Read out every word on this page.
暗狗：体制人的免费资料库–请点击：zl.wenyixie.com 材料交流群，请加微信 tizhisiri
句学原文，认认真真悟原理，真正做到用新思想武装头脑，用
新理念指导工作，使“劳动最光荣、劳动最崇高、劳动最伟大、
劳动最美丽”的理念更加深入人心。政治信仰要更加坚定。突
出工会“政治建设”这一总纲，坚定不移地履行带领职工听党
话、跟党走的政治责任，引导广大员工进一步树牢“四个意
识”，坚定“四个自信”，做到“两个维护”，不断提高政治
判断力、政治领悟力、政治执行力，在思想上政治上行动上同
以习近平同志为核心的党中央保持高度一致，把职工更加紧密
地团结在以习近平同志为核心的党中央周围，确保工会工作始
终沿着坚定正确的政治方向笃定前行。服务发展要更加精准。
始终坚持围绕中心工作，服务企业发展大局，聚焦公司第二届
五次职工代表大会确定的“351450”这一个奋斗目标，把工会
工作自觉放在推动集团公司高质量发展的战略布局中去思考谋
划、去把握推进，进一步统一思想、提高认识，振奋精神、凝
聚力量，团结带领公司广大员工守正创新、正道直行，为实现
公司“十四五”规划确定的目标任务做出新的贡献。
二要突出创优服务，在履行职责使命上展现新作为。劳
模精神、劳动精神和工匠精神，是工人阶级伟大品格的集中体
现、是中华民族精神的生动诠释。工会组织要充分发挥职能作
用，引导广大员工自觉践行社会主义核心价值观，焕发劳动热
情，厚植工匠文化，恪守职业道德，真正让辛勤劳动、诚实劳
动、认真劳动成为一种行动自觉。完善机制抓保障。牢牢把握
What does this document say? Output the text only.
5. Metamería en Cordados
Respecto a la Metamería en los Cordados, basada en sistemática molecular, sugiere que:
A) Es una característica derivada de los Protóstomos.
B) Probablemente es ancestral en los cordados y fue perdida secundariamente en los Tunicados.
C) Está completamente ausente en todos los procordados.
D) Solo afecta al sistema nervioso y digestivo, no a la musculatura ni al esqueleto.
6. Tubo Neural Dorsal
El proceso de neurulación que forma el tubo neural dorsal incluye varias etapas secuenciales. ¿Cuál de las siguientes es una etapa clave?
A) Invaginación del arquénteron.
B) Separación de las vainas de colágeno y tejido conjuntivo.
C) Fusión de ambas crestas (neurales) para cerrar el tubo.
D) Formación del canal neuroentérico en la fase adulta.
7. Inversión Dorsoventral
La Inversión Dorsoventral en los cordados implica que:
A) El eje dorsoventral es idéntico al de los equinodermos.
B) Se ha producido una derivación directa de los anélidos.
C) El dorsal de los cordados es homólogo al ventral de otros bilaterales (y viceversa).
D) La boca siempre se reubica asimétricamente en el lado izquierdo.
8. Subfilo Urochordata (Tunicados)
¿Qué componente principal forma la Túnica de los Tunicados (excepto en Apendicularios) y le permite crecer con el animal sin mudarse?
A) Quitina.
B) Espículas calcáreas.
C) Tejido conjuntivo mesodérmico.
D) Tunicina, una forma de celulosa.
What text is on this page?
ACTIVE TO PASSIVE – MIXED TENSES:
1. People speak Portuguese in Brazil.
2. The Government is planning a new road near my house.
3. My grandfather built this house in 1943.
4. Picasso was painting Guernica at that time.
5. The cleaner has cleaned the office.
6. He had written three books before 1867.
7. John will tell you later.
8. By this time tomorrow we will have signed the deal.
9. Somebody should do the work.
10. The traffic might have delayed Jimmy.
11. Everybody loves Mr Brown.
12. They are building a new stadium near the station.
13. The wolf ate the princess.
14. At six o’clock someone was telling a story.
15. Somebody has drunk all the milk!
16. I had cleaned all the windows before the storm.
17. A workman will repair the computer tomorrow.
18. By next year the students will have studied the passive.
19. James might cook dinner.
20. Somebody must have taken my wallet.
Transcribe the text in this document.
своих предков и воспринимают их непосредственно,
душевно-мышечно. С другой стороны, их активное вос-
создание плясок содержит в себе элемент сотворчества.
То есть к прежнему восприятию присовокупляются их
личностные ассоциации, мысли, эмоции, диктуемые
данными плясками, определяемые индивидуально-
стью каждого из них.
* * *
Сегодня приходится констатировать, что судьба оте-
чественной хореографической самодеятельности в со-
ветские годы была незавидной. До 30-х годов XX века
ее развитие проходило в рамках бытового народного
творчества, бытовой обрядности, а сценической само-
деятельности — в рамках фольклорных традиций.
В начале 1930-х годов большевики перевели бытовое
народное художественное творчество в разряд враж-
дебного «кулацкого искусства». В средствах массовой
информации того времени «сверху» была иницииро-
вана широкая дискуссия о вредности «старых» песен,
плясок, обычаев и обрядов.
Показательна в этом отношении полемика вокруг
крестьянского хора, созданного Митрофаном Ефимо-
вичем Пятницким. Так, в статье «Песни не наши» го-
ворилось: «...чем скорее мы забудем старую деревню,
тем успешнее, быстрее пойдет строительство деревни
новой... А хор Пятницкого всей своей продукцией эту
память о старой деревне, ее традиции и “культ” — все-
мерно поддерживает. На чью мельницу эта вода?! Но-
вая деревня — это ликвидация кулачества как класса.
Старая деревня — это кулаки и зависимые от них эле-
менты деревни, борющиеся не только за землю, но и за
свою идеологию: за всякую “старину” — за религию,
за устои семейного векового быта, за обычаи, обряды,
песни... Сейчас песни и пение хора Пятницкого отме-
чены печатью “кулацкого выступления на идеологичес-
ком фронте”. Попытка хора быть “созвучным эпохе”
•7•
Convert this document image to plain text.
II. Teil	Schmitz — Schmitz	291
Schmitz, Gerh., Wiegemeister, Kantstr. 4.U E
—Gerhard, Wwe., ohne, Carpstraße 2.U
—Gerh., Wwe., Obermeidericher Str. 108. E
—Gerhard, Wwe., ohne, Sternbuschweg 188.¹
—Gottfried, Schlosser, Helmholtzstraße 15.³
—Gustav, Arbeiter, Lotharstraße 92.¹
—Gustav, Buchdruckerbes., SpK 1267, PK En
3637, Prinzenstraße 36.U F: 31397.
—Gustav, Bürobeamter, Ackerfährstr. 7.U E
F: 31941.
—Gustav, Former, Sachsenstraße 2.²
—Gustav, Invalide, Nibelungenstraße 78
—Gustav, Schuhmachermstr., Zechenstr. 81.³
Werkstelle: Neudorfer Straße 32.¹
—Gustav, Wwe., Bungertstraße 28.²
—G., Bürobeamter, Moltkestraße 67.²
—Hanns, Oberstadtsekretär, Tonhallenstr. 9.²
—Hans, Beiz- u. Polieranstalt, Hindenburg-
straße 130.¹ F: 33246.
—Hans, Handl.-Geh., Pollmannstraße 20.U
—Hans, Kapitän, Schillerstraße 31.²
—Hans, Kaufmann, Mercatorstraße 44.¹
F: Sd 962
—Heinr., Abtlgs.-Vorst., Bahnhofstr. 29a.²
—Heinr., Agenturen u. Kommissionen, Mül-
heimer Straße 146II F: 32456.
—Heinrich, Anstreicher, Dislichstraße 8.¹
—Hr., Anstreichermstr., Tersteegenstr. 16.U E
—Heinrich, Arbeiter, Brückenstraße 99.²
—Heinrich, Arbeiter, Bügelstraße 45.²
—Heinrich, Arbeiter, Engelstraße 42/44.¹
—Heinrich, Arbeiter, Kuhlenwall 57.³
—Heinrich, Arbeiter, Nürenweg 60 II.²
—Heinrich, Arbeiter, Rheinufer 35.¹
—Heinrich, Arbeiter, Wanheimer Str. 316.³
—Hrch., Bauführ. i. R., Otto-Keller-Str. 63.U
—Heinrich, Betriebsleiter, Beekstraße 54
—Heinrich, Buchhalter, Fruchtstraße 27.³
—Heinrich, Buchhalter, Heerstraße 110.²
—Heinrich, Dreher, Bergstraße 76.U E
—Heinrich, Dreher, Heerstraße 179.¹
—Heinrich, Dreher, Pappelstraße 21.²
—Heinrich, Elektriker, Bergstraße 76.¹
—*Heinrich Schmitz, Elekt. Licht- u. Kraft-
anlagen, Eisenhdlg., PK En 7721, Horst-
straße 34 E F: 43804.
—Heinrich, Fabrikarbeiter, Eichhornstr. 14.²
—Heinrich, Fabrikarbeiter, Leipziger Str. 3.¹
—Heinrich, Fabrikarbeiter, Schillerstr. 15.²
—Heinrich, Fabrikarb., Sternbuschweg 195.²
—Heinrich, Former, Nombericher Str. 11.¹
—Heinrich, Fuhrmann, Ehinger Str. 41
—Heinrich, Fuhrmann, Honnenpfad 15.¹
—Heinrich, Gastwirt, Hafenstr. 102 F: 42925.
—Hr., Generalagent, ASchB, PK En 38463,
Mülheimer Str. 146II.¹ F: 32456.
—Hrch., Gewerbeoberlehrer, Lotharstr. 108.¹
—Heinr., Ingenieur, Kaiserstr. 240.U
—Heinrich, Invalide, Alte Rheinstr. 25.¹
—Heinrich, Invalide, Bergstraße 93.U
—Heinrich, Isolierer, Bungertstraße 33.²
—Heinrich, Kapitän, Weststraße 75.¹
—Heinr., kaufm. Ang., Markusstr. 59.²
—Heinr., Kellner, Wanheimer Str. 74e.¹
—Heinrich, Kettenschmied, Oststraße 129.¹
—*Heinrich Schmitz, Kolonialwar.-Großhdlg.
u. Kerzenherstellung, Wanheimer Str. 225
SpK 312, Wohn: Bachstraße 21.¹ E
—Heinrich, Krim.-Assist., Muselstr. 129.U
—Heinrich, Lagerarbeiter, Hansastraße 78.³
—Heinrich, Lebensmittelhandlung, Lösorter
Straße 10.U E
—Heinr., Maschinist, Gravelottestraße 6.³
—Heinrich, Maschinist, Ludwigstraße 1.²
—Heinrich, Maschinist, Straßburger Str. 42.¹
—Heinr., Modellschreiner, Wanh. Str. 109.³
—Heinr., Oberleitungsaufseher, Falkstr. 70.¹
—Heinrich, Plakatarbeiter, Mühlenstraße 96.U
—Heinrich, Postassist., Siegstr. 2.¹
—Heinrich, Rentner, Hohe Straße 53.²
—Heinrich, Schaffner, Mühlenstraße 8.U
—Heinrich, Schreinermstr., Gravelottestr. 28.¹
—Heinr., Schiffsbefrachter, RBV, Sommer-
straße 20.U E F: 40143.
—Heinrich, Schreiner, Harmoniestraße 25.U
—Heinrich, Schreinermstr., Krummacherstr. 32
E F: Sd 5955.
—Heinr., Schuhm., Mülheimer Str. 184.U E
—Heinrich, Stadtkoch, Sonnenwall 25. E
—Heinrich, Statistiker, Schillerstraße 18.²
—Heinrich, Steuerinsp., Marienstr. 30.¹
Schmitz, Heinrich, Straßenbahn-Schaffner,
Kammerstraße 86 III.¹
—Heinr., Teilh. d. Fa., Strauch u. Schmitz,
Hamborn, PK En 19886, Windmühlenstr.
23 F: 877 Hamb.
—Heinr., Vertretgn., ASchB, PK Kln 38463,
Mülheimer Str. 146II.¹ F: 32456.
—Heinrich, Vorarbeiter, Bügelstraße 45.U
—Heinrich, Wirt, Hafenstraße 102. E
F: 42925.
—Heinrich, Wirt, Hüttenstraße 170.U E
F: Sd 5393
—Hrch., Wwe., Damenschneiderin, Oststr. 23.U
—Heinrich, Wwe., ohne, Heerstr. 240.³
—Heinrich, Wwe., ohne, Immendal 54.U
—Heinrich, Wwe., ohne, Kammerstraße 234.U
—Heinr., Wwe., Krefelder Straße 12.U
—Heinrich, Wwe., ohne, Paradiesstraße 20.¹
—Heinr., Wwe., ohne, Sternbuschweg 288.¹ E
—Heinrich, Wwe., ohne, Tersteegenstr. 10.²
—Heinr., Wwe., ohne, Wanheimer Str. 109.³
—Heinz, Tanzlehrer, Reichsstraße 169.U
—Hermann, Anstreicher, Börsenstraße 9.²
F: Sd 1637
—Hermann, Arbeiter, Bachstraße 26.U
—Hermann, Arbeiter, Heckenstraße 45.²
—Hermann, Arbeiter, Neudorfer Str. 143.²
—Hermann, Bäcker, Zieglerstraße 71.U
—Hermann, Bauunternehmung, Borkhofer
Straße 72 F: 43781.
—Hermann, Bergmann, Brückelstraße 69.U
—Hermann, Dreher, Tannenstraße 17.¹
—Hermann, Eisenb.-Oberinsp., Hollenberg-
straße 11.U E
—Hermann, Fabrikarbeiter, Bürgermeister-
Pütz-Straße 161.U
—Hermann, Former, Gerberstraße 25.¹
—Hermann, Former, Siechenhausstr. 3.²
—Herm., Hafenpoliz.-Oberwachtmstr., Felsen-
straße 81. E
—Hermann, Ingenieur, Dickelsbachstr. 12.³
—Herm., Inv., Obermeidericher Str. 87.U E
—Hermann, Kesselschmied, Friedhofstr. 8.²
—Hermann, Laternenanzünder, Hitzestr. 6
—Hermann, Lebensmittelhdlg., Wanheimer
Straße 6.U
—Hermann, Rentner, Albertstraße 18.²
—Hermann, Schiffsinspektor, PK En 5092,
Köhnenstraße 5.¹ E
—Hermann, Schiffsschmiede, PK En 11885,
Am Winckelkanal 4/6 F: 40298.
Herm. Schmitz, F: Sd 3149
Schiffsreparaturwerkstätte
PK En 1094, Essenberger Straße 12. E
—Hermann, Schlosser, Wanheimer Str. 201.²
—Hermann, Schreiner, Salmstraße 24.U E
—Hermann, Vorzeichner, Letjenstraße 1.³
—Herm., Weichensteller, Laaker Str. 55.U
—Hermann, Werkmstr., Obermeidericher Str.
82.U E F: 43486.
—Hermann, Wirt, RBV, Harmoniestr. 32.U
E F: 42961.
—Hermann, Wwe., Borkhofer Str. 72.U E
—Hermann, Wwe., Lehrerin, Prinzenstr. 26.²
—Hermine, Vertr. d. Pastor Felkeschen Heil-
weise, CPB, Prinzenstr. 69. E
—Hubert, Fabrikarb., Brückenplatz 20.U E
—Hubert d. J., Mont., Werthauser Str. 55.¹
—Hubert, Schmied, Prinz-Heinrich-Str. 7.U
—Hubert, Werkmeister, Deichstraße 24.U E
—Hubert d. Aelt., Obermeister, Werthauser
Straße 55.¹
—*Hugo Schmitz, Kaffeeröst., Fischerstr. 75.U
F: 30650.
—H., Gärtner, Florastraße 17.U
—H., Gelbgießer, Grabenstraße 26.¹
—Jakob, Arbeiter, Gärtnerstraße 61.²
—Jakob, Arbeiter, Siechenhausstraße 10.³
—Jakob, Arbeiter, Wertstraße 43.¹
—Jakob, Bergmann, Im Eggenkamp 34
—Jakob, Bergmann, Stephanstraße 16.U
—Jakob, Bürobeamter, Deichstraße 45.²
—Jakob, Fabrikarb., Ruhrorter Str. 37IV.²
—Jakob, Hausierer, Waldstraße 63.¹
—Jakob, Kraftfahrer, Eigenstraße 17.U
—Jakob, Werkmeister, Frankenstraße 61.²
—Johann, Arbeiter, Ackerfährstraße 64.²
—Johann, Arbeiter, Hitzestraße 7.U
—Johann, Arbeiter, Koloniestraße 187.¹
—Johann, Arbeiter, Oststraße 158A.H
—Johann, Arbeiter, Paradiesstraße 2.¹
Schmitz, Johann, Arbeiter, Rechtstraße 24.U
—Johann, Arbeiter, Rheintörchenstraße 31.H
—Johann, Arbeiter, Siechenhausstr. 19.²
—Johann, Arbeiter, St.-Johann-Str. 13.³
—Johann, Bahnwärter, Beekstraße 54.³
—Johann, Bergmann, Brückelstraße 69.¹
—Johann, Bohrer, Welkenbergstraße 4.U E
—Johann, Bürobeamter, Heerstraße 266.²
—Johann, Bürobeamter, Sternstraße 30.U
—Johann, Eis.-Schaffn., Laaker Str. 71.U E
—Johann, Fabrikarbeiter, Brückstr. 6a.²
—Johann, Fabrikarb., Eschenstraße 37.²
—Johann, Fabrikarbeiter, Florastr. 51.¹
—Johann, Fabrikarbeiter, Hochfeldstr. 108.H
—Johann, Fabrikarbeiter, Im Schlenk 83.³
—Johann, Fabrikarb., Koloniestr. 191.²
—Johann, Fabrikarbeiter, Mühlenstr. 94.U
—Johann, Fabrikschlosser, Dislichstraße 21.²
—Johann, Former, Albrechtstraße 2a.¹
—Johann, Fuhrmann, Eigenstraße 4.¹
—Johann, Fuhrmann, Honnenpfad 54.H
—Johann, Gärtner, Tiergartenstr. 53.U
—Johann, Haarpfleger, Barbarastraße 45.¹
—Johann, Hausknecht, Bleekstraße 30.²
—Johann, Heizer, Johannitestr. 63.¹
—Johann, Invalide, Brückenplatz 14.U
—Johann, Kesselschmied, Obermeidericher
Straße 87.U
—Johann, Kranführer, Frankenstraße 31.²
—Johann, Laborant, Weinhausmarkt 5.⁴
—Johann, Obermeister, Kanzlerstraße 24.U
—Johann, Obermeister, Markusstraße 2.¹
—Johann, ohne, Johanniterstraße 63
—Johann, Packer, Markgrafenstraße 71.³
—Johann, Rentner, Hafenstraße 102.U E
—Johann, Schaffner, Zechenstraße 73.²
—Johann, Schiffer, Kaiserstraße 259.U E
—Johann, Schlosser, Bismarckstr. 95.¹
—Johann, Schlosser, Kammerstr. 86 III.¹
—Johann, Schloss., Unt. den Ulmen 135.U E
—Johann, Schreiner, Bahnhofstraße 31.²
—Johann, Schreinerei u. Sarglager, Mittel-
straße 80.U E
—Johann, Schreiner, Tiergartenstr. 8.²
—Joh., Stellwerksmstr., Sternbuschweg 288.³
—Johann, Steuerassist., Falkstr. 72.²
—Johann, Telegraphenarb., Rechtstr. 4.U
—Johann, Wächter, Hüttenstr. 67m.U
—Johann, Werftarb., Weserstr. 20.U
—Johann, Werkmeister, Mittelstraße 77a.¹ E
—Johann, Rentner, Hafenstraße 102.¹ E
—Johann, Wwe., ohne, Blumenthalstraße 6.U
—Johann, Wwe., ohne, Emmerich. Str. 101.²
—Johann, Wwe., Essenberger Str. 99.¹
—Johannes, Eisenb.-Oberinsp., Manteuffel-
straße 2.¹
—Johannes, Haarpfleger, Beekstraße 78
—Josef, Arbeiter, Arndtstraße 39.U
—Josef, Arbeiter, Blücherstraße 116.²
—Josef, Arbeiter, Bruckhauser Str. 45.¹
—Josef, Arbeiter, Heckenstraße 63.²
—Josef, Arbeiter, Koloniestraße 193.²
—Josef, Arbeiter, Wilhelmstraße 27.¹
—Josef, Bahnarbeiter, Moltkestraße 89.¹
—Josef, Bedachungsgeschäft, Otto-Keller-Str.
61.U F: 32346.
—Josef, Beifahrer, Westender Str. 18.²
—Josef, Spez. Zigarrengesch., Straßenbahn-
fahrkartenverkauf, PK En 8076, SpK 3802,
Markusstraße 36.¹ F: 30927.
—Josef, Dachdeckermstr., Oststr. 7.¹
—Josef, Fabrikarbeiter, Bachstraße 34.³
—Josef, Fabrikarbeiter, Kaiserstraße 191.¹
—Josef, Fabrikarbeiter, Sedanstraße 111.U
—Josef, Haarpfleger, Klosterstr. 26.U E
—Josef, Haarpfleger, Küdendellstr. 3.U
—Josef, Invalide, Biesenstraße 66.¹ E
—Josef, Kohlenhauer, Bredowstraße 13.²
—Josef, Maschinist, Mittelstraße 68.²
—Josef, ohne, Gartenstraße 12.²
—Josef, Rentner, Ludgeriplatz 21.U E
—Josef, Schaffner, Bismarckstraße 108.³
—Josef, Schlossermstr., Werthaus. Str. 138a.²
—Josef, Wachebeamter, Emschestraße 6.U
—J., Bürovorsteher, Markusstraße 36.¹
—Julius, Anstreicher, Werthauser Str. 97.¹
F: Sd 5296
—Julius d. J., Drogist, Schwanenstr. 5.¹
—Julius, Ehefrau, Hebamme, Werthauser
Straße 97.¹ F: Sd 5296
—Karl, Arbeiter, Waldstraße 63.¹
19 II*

+-------+

For each line of the entries that includes "Tersteegenstr", show that line.

• **Complete output**
—Hr., Anstreichermstr., Tersteegenstr. 16.U E
—Heinrich, Wwe., ohne, Tersteegenstr. 10.²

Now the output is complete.